= DO THIS =
Copy the records below exactly as they are written.

= RECORD LIST =
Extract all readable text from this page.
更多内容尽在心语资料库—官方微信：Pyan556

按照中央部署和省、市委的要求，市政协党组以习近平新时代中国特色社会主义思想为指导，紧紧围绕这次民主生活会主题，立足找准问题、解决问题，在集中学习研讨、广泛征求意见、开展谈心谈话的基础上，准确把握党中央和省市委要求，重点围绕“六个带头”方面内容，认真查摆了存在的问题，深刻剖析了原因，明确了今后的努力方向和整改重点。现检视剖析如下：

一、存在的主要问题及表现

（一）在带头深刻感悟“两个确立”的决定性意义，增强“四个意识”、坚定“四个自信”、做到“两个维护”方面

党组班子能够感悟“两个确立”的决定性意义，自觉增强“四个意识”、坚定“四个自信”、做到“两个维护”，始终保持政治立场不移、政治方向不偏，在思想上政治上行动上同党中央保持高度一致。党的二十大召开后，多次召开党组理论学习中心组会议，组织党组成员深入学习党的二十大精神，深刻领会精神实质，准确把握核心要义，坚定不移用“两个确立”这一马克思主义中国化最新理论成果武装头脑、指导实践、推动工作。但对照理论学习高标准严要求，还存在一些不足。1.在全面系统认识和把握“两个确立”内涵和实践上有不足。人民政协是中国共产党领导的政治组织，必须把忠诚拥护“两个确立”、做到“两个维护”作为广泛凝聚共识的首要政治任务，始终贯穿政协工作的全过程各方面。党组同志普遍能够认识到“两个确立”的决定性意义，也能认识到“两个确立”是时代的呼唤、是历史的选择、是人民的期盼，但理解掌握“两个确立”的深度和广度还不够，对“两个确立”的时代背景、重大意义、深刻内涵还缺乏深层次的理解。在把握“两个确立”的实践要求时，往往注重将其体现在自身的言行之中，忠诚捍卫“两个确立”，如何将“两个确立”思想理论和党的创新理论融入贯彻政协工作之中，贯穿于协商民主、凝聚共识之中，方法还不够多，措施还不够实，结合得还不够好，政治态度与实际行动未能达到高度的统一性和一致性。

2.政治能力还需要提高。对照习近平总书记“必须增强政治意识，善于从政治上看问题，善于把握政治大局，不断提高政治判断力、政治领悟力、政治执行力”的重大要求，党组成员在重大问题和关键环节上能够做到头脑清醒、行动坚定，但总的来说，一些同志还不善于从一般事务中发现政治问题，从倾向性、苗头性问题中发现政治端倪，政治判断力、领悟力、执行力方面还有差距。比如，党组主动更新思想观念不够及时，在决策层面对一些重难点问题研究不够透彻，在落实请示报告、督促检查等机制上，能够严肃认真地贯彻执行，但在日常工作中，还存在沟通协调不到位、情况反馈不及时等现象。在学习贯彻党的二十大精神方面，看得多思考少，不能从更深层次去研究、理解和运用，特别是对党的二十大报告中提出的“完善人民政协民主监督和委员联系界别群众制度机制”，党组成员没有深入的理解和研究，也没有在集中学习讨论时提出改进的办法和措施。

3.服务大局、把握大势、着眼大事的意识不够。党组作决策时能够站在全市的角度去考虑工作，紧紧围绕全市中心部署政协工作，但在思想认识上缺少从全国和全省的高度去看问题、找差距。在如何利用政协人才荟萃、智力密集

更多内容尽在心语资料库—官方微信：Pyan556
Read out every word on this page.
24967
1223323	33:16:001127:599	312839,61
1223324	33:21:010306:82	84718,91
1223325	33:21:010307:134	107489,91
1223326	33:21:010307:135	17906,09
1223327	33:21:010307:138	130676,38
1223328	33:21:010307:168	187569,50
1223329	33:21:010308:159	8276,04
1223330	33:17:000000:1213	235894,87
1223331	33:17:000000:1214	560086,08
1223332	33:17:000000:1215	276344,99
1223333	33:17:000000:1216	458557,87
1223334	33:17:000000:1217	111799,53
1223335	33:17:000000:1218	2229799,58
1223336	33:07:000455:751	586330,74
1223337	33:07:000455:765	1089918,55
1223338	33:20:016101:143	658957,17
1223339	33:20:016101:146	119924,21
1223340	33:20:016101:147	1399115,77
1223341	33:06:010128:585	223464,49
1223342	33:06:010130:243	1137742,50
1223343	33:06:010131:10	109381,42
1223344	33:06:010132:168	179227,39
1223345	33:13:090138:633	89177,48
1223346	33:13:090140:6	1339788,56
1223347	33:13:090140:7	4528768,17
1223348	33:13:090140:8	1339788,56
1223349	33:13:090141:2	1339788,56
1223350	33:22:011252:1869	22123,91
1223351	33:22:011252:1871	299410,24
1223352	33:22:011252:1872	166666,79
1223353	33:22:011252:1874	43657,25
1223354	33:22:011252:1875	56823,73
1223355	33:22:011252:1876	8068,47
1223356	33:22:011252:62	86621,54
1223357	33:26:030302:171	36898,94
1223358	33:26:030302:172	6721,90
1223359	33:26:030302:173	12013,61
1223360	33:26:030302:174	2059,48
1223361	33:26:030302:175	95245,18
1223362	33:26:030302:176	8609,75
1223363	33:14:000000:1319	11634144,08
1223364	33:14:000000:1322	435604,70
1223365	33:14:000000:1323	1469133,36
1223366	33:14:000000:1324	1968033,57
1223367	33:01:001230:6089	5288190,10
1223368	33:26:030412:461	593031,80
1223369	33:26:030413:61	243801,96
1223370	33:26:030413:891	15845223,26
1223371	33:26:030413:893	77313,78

= FINAL RESULT =
Extract all readable text from this page.
更多内容尽在心语资料库—官方微信：Pyan556

按照中央部署和省、市委的要求，市政协党组以习近平新时代中国特色社会主义思想为指导，紧紧围绕这次民主生活会主题，立足找准问题、解决问题，在集中学习研讨、广泛征求意见、开展谈心谈话的基础上，准确把握党中央和省市委要求，重点围绕“六个带头”方面内容，认真查摆了存在的问题，深刻剖析了原因，明确了今后的努力方向和整改重点。现检视剖析如下：

一、存在的主要问题及表现

（一）在带头深刻感悟“两个确立”的决定性意义，增强“四个意识”、坚定“四个自信”、做到“两个维护”方面

党组班子能够感悟“两个确立”的决定性意义，自觉增强“四个意识”、坚定“四个自信”、做到“两个维护”，始终保持政治立场不移、政治方向不偏，在思想上政治上行动上同党中央保持高度一致。党的二十大召开后，多次召开党组理论学习中心组会议，组织党组成员深入学习党的二十大精神，深刻领会精神实质，准确把握核心要义，坚定不移用“两个确立”这一马克思主义中国化最新理论成果武装头脑、指导实践、推动工作。但对照理论学习高标准严要求，还存在一些不足。1.在全面系统认识和把握“两个确立”内涵和实践上有不足。人民政协是中国共产党领导的政治组织，必须把忠诚拥护“两个确立”、做到“两个维护”作为广泛凝聚共识的首要政治任务，始终贯穿政协工作的全过程各方面。党组同志普遍能够认识到“两个确立”的决定性意义，也能认识到“两个确立”是时代的呼唤、是历史的选择、是人民的期盼，但理解掌握“两个确立”的深度和广度还不够，对“两个确立”的时代背景、重大意义、深刻内涵还缺乏深层次的理解。在把握“两个确立”的实践要求时，往往注重将其体现在自身的言行之中，忠诚捍卫“两个确立”，如何将“两个确立”思想理论和党的创新理论融入贯彻政协工作之中，贯穿于协商民主、凝聚共识之中，方法还不够多，措施还不够实，结合得还不够好，政治态度与实际行动未能达到高度的统一性和一致性。

2.政治能力还需要提高。对照习近平总书记“必须增强政治意识，善于从政治上看问题，善于把握政治大局，不断提高政治判断力、政治领悟力、政治执行力”的重大要求，党组成员在重大问题和关键环节上能够做到头脑清醒、行动坚定，但总的来说，一些同志还不善于从一般事务中发现政治问题，从倾向性、苗头性问题中发现政治端倪，政治判断力、领悟力、执行力方面还有差距。比如，党组主动更新思想观念不够及时，在决策层面对一些重难点问题研究不够透彻，在落实请示报告、督促检查等机制上，能够严肃认真地贯彻执行，但在日常工作中，还存在沟通协调不到位、情况反馈不及时等现象。在学习贯彻党的二十大精神方面，看得多思考少，不能从更深层次去研究、理解和运用，特别是对党的二十大报告中提出的“完善人民政协民主监督和委员联系界别群众制度机制”，党组成员没有深入的理解和研究，也没有在集中学习讨论时提出改进的办法和措施。

3.服务大局、把握大势、着眼大事的意识不够。党组作决策时能够站在全市的角度去考虑工作，紧紧围绕全市中心部署政协工作，但在思想认识上缺少从全国和全省的高度去看问题、找差距。在如何利用政协人才荟萃、智力密集

更多内容尽在心语资料库—官方微信：Pyan556
Read out every word on this page.
24967
1223323	33:16:001127:599	312839,61
1223324	33:21:010306:82	84718,91
1223325	33:21:010307:134	107489,91
1223326	33:21:010307:135	17906,09
1223327	33:21:010307:138	130676,38
1223328	33:21:010307:168	187569,50
1223329	33:21:010308:159	8276,04
1223330	33:17:000000:1213	235894,87
1223331	33:17:000000:1214	560086,08
1223332	33:17:000000:1215	276344,99
1223333	33:17:000000:1216	458557,87
1223334	33:17:000000:1217	111799,53
1223335	33:17:000000:1218	2229799,58
1223336	33:07:000455:751	586330,74
1223337	33:07:000455:765	1089918,55
1223338	33:20:016101:143	658957,17
1223339	33:20:016101:146	119924,21
1223340	33:20:016101:147	1399115,77
1223341	33:06:010128:585	223464,49
1223342	33:06:010130:243	1137742,50
1223343	33:06:010131:10	109381,42
1223344	33:06:010132:168	179227,39
1223345	33:13:090138:633	89177,48
1223346	33:13:090140:6	1339788,56
1223347	33:13:090140:7	4528768,17
1223348	33:13:090140:8	1339788,56
1223349	33:13:090141:2	1339788,56
1223350	33:22:011252:1869	22123,91
1223351	33:22:011252:1871	299410,24
1223352	33:22:011252:1872	166666,79
1223353	33:22:011252:1874	43657,25
1223354	33:22:011252:1875	56823,73
1223355	33:22:011252:1876	8068,47
1223356	33:22:011252:62	86621,54
1223357	33:26:030302:171	36898,94
1223358	33:26:030302:172	6721,90
1223359	33:26:030302:173	12013,61
1223360	33:26:030302:174	2059,48
1223361	33:26:030302:175	95245,18
1223362	33:26:030302:176	8609,75
1223363	33:14:000000:1319	11634144,08
1223364	33:14:000000:1322	435604,70
1223365	33:14:000000:1323	1469133,36
1223366	33:14:000000:1324	1968033,57
1223367	33:01:001230:6089	5288190,10
1223368	33:26:030412:461	593031,80
1223369	33:26:030413:61	243801,96
1223370	33:26:030413:891	15845223,26
1223371	33:26:030413:893	77313,78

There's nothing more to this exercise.